# Start of Stored records

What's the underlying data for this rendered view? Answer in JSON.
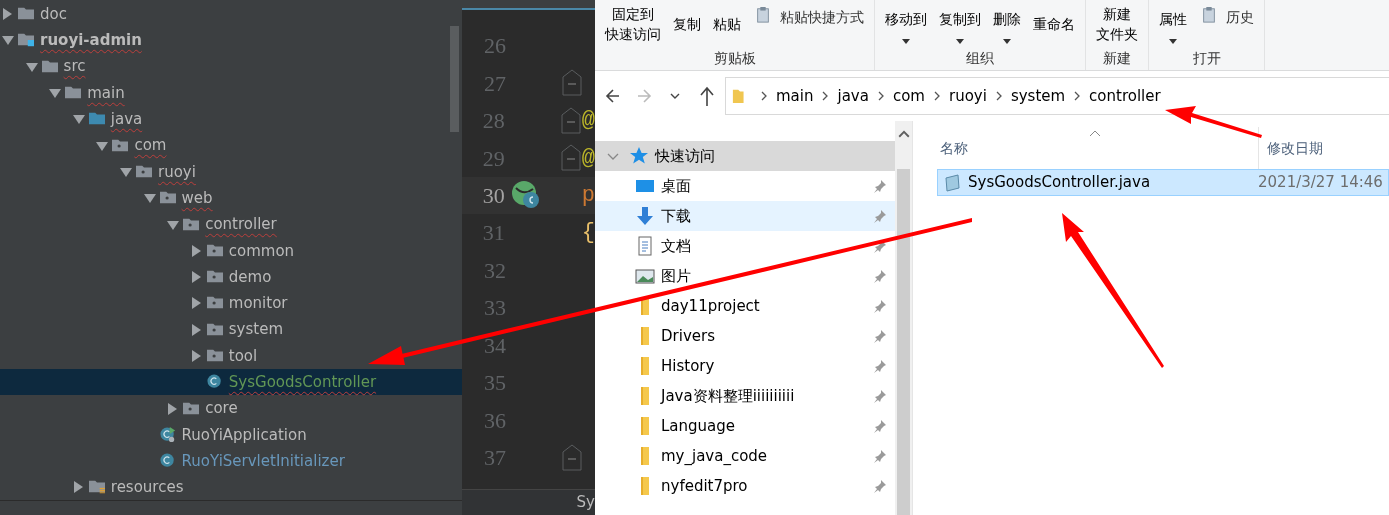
{
  "project_tree": [
    {
      "label": "doc",
      "kind": "folder",
      "expanded": false,
      "error": false,
      "selected": false
    },
    {
      "label": "ruoyi-admin",
      "kind": "module",
      "expanded": true,
      "error": true,
      "selected": false,
      "children": [
        {
          "label": "src",
          "kind": "folder",
          "expanded": true,
          "error": true,
          "selected": false,
          "children": [
            {
              "label": "main",
              "kind": "folder",
              "expanded": true,
              "error": true,
              "selected": false,
              "children": [
                {
                  "label": "java",
                  "kind": "source",
                  "expanded": true,
                  "error": true,
                  "selected": false,
                  "children": [
                    {
                      "label": "com",
                      "kind": "package",
                      "expanded": true,
                      "error": true,
                      "selected": false,
                      "children": [
                        {
                          "label": "ruoyi",
                          "kind": "package",
                          "expanded": true,
                          "error": true,
                          "selected": false,
                          "children": [
                            {
                              "label": "web",
                              "kind": "package",
                              "expanded": true,
                              "error": true,
                              "selected": false,
                              "children": [
                                {
                                  "label": "controller",
                                  "kind": "package",
                                  "expanded": true,
                                  "error": true,
                                  "selected": false,
                                  "children": [
                                    {
                                      "label": "common",
                                      "kind": "package",
                                      "expanded": false,
                                      "error": false,
                                      "selected": false
                                    },
                                    {
                                      "label": "demo",
                                      "kind": "package",
                                      "expanded": false,
                                      "error": false,
                                      "selected": false
                                    },
                                    {
                                      "label": "monitor",
                                      "kind": "package",
                                      "expanded": false,
                                      "error": false,
                                      "selected": false
                                    },
                                    {
                                      "label": "system",
                                      "kind": "package",
                                      "expanded": false,
                                      "error": false,
                                      "selected": false
                                    },
                                    {
                                      "label": "tool",
                                      "kind": "package",
                                      "expanded": false,
                                      "error": false,
                                      "selected": false
                                    },
                                    {
                                      "label": "SysGoodsController",
                                      "kind": "class",
                                      "color": "#629755",
                                      "error": true,
                                      "selected": true
                                    }
                                  ]
                                },
                                {
                                  "label": "core",
                                  "kind": "package",
                                  "expanded": false,
                                  "error": false,
                                  "selected": false
                                }
                              ]
                            },
                            {
                              "label": "RuoYiApplication",
                              "kind": "app-class",
                              "error": false,
                              "selected": false
                            },
                            {
                              "label": "RuoYiServletInitializer",
                              "kind": "class",
                              "color": "#6897bb",
                              "error": false,
                              "selected": false
                            }
                          ]
                        }
                      ]
                    }
                  ]
                },
                {
                  "label": "resources",
                  "kind": "resources",
                  "expanded": false,
                  "error": false,
                  "selected": false
                }
              ]
            }
          ]
        }
      ]
    }
  ],
  "editor": {
    "lines": [
      {
        "number": "26",
        "current": false,
        "fold": false
      },
      {
        "number": "27",
        "current": false,
        "fold": true
      },
      {
        "number": "28",
        "current": false,
        "fold": true,
        "code": "@",
        "color": "#bbb529"
      },
      {
        "number": "29",
        "current": false,
        "fold": true,
        "code": "@",
        "color": "#bbb529"
      },
      {
        "number": "30",
        "current": true,
        "fold": false,
        "code": "p",
        "color": "#cc7832",
        "gutter_icon": true
      },
      {
        "number": "31",
        "current": false,
        "fold": false,
        "code": "{",
        "color": "#e8bf6a"
      },
      {
        "number": "32",
        "current": false,
        "fold": false
      },
      {
        "number": "33",
        "current": false,
        "fold": false
      },
      {
        "number": "34",
        "current": false,
        "fold": false
      },
      {
        "number": "35",
        "current": false,
        "fold": false
      },
      {
        "number": "36",
        "current": false,
        "fold": false
      },
      {
        "number": "37",
        "current": false,
        "fold": true
      }
    ],
    "breadcrumb": "Sy"
  },
  "explorer": {
    "ribbon_groups": [
      {
        "label": "剪贴板",
        "buttons": [
          {
            "lines": [
              "固定到",
              "快速访问"
            ],
            "kind": "large"
          },
          {
            "lines": [
              "复制"
            ],
            "kind": "large"
          },
          {
            "lines": [
              "粘贴"
            ],
            "kind": "large"
          },
          {
            "lines": [
              "粘贴快捷方式"
            ],
            "kind": "small"
          }
        ]
      },
      {
        "label": "组织",
        "buttons": [
          {
            "lines": [
              "移动到"
            ],
            "kind": "dropdown"
          },
          {
            "lines": [
              "复制到"
            ],
            "kind": "dropdown"
          },
          {
            "lines": [
              "删除"
            ],
            "kind": "dropdown"
          },
          {
            "lines": [
              "重命名"
            ],
            "kind": "large"
          }
        ]
      },
      {
        "label": "新建",
        "buttons": [
          {
            "lines": [
              "新建",
              "文件夹"
            ],
            "kind": "large"
          }
        ]
      },
      {
        "label": "打开",
        "buttons": [
          {
            "lines": [
              "属性"
            ],
            "kind": "dropdown"
          },
          {
            "lines": [
              "历史"
            ],
            "kind": "small"
          }
        ]
      }
    ],
    "address": [
      "main",
      "java",
      "com",
      "ruoyi",
      "system",
      "controller"
    ],
    "nav": [
      {
        "label": "快速访问",
        "kind": "header",
        "expanded": true,
        "hover": false
      },
      {
        "label": "桌面",
        "kind": "desktop",
        "hover": false
      },
      {
        "label": "下载",
        "kind": "download",
        "hover": true
      },
      {
        "label": "文档",
        "kind": "document",
        "hover": false
      },
      {
        "label": "图片",
        "kind": "picture",
        "hover": false
      },
      {
        "label": "day11project",
        "kind": "folder",
        "hover": false
      },
      {
        "label": "Drivers",
        "kind": "folder",
        "hover": false
      },
      {
        "label": "History",
        "kind": "folder",
        "hover": false
      },
      {
        "label": "Java资料整理iiiiiiiiii",
        "kind": "folder",
        "hover": false
      },
      {
        "label": "Language",
        "kind": "folder",
        "hover": false
      },
      {
        "label": "my_java_code",
        "kind": "folder",
        "hover": false
      },
      {
        "label": "nyfedit7pro",
        "kind": "folder",
        "hover": false
      }
    ],
    "columns": [
      "名称",
      "修改日期"
    ],
    "files": [
      {
        "name": "SysGoodsController.java",
        "modified": "2021/3/27 14:46",
        "selected": true
      }
    ]
  }
}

# End of Stored records

* [Exercise] Repeat the records above exactly, leaving out any pictures they contain.

* [Result]
What's the underlying data for this rendered view? Answer in JSON.
{
  "project_tree": [
    {
      "label": "doc",
      "kind": "folder",
      "expanded": false,
      "error": false,
      "selected": false
    },
    {
      "label": "ruoyi-admin",
      "kind": "module",
      "expanded": true,
      "error": true,
      "selected": false,
      "children": [
        {
          "label": "src",
          "kind": "folder",
          "expanded": true,
          "error": true,
          "selected": false,
          "children": [
            {
              "label": "main",
              "kind": "folder",
              "expanded": true,
              "error": true,
              "selected": false,
              "children": [
                {
                  "label": "java",
                  "kind": "source",
                  "expanded": true,
                  "error": true,
                  "selected": false,
                  "children": [
                    {
                      "label": "com",
                      "kind": "package",
                      "expanded": true,
                      "error": true,
                      "selected": false,
                      "children": [
                        {
                          "label": "ruoyi",
                          "kind": "package",
                          "expanded": true,
                          "error": true,
                          "selected": false,
                          "children": [
                            {
                              "label": "web",
                              "kind": "package",
                              "expanded": true,
                              "error": true,
                              "selected": false,
                              "children": [
                                {
                                  "label": "controller",
                                  "kind": "package",
                                  "expanded": true,
                                  "error": true,
                                  "selected": false,
                                  "children": [
                                    {
                                      "label": "common",
                                      "kind": "package",
                                      "expanded": false,
                                      "error": false,
                                      "selected": false
                                    },
                                    {
                                      "label": "demo",
                                      "kind": "package",
                                      "expanded": false,
                                      "error": false,
                                      "selected": false
                                    },
                                    {
                                      "label": "monitor",
                                      "kind": "package",
                                      "expanded": false,
                                      "error": false,
                                      "selected": false
                                    },
                                    {
                                      "label": "system",
                                      "kind": "package",
                                      "expanded": false,
                                      "error": false,
                                      "selected": false
                                    },
                                    {
                                      "label": "tool",
                                      "kind": "package",
                                      "expanded": false,
                                      "error": false,
                                      "selected": false
                                    },
                                    {
                                      "label": "SysGoodsController",
                                      "kind": "class",
                                      "color": "#629755",
                                      "error": true,
                                      "selected": true
                                    }
                                  ]
                                },
                                {
                                  "label": "core",
                                  "kind": "package",
                                  "expanded": false,
                                  "error": false,
                                  "selected": false
                                }
                              ]
                            },
                            {
                              "label": "RuoYiApplication",
                              "kind": "app-class",
                              "error": false,
                              "selected": false
                            },
                            {
                              "label": "RuoYiServletInitializer",
                              "kind": "class",
                              "color": "#6897bb",
                              "error": false,
                              "selected": false
                            }
                          ]
                        }
                      ]
                    }
                  ]
                },
                {
                  "label": "resources",
                  "kind": "resources",
                  "expanded": false,
                  "error": false,
                  "selected": false
                }
              ]
            }
          ]
        }
      ]
    }
  ],
  "editor": {
    "lines": [
      {
        "number": "26",
        "current": false,
        "fold": false
      },
      {
        "number": "27",
        "current": false,
        "fold": true
      },
      {
        "number": "28",
        "current": false,
        "fold": true,
        "code": "@",
        "color": "#bbb529"
      },
      {
        "number": "29",
        "current": false,
        "fold": true,
        "code": "@",
        "color": "#bbb529"
      },
      {
        "number": "30",
        "current": true,
        "fold": false,
        "code": "p",
        "color": "#cc7832",
        "gutter_icon": true
      },
      {
        "number": "31",
        "current": false,
        "fold": false,
        "code": "{",
        "color": "#e8bf6a"
      },
      {
        "number": "32",
        "current": false,
        "fold": false
      },
      {
        "number": "33",
        "current": false,
        "fold": false
      },
      {
        "number": "34",
        "current": false,
        "fold": false
      },
      {
        "number": "35",
        "current": false,
        "fold": false
      },
      {
        "number": "36",
        "current": false,
        "fold": false
      },
      {
        "number": "37",
        "current": false,
        "fold": true
      }
    ],
    "breadcrumb": "Sy"
  },
  "explorer": {
    "ribbon_groups": [
      {
        "label": "剪贴板",
        "buttons": [
          {
            "lines": [
              "固定到",
              "快速访问"
            ],
            "kind": "large"
          },
          {
            "lines": [
              "复制"
            ],
            "kind": "large"
          },
          {
            "lines": [
              "粘贴"
            ],
            "kind": "large"
          },
          {
            "lines": [
              "粘贴快捷方式"
            ],
            "kind": "small"
          }
        ]
      },
      {
        "label": "组织",
        "buttons": [
          {
            "lines": [
              "移动到"
            ],
            "kind": "dropdown"
          },
          {
            "lines": [
              "复制到"
            ],
            "kind": "dropdown"
          },
          {
            "lines": [
              "删除"
            ],
            "kind": "dropdown"
          },
          {
            "lines": [
              "重命名"
            ],
            "kind": "large"
          }
        ]
      },
      {
        "label": "新建",
        "buttons": [
          {
            "lines": [
              "新建",
              "文件夹"
            ],
            "kind": "large"
          }
        ]
      },
      {
        "label": "打开",
        "buttons": [
          {
            "lines": [
              "属性"
            ],
            "kind": "dropdown"
          },
          {
            "lines": [
              "历史"
            ],
            "kind": "small"
          }
        ]
      }
    ],
    "address": [
      "main",
      "java",
      "com",
      "ruoyi",
      "system",
      "controller"
    ],
    "nav": [
      {
        "label": "快速访问",
        "kind": "header",
        "expanded": true,
        "hover": false
      },
      {
        "label": "桌面",
        "kind": "desktop",
        "hover": false
      },
      {
        "label": "下载",
        "kind": "download",
        "hover": true
      },
      {
        "label": "文档",
        "kind": "document",
        "hover": false
      },
      {
        "label": "图片",
        "kind": "picture",
        "hover": false
      },
      {
        "label": "day11project",
        "kind": "folder",
        "hover": false
      },
      {
        "label": "Drivers",
        "kind": "folder",
        "hover": false
      },
      {
        "label": "History",
        "kind": "folder",
        "hover": false
      },
      {
        "label": "Java资料整理iiiiiiiiii",
        "kind": "folder",
        "hover": false
      },
      {
        "label": "Language",
        "kind": "folder",
        "hover": false
      },
      {
        "label": "my_java_code",
        "kind": "folder",
        "hover": false
      },
      {
        "label": "nyfedit7pro",
        "kind": "folder",
        "hover": false
      }
    ],
    "columns": [
      "名称",
      "修改日期"
    ],
    "files": [
      {
        "name": "SysGoodsController.java",
        "modified": "2021/3/27 14:46",
        "selected": true
      }
    ]
  }
}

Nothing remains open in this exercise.